Problem to work on: Could you extract every entry below and reproduce it exactly?

Records supplied:
▶
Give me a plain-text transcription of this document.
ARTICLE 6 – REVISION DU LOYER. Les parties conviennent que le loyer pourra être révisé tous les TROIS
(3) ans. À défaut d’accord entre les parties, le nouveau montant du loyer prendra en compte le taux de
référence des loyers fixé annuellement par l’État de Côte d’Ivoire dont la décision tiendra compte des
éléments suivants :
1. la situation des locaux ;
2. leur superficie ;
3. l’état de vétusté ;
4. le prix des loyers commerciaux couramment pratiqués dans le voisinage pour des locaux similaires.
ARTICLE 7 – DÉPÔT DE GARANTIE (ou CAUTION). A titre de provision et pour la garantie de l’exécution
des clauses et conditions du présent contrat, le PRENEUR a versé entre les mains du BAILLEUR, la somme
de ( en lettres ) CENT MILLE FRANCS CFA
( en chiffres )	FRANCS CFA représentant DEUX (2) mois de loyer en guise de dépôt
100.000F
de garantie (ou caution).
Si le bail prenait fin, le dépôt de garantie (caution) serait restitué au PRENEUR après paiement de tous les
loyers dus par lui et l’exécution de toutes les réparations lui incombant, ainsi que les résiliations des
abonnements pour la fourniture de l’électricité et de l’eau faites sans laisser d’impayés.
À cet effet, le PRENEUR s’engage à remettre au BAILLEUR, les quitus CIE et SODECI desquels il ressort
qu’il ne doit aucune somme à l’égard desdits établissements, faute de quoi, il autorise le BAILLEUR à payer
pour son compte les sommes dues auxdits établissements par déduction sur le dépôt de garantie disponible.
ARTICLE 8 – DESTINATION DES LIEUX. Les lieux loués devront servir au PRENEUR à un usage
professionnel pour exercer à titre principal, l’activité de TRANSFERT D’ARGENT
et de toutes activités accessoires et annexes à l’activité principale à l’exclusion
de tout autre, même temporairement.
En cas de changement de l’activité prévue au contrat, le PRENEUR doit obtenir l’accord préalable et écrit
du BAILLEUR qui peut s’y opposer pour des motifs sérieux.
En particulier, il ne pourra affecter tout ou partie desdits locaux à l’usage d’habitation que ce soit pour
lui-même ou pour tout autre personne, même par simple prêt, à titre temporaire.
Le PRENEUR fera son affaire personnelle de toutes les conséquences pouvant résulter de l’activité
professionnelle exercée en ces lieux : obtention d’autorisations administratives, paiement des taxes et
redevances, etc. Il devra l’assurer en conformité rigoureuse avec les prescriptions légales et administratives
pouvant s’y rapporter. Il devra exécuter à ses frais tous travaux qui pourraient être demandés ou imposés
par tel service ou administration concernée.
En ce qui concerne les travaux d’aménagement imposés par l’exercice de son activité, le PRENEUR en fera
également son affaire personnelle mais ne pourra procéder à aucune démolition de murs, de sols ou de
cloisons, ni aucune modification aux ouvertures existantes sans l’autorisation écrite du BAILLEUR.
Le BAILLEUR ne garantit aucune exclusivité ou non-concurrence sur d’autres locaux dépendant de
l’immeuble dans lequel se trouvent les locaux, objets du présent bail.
◀
Final result:
Give me a plain-text transcription of this document.
ARTICLE 6 – REVISION DU LOYER. Les parties conviennent que le loyer pourra être révisé tous les TROIS
(3) ans. À défaut d’accord entre les parties, le nouveau montant du loyer prendra en compte le taux de
référence des loyers fixé annuellement par l’État de Côte d’Ivoire dont la décision tiendra compte des
éléments suivants :
1. la situation des locaux ;
2. leur superficie ;
3. l’état de vétusté ;
4. le prix des loyers commerciaux couramment pratiqués dans le voisinage pour des locaux similaires.
ARTICLE 7 – DÉPÔT DE GARANTIE (ou CAUTION). A titre de provision et pour la garantie de l’exécution
des clauses et conditions du présent contrat, le PRENEUR a versé entre les mains du BAILLEUR, la somme
de ( en lettres ) CENT MILLE FRANCS CFA
( en chiffres )	FRANCS CFA représentant DEUX (2) mois de loyer en guise de dépôt
100.000F
de garantie (ou caution).
Si le bail prenait fin, le dépôt de garantie (caution) serait restitué au PRENEUR après paiement de tous les
loyers dus par lui et l’exécution de toutes les réparations lui incombant, ainsi que les résiliations des
abonnements pour la fourniture de l’électricité et de l’eau faites sans laisser d’impayés.
À cet effet, le PRENEUR s’engage à remettre au BAILLEUR, les quitus CIE et SODECI desquels il ressort
qu’il ne doit aucune somme à l’égard desdits établissements, faute de quoi, il autorise le BAILLEUR à payer
pour son compte les sommes dues auxdits établissements par déduction sur le dépôt de garantie disponible.
ARTICLE 8 – DESTINATION DES LIEUX. Les lieux loués devront servir au PRENEUR à un usage
professionnel pour exercer à titre principal, l’activité de TRANSFERT D’ARGENT
et de toutes activités accessoires et annexes à l’activité principale à l’exclusion
de tout autre, même temporairement.
En cas de changement de l’activité prévue au contrat, le PRENEUR doit obtenir l’accord préalable et écrit
du BAILLEUR qui peut s’y opposer pour des motifs sérieux.
En particulier, il ne pourra affecter tout ou partie desdits locaux à l’usage d’habitation que ce soit pour
lui-même ou pour tout autre personne, même par simple prêt, à titre temporaire.
Le PRENEUR fera son affaire personnelle de toutes les conséquences pouvant résulter de l’activité
professionnelle exercée en ces lieux : obtention d’autorisations administratives, paiement des taxes et
redevances, etc. Il devra l’assurer en conformité rigoureuse avec les prescriptions légales et administratives
pouvant s’y rapporter. Il devra exécuter à ses frais tous travaux qui pourraient être demandés ou imposés
par tel service ou administration concernée.
En ce qui concerne les travaux d’aménagement imposés par l’exercice de son activité, le PRENEUR en fera
également son affaire personnelle mais ne pourra procéder à aucune démolition de murs, de sols ou de
cloisons, ni aucune modification aux ouvertures existantes sans l’autorisation écrite du BAILLEUR.
Le BAILLEUR ne garantit aucune exclusivité ou non-concurrence sur d’autres locaux dépendant de
l’immeuble dans lequel se trouvent les locaux, objets du présent bail.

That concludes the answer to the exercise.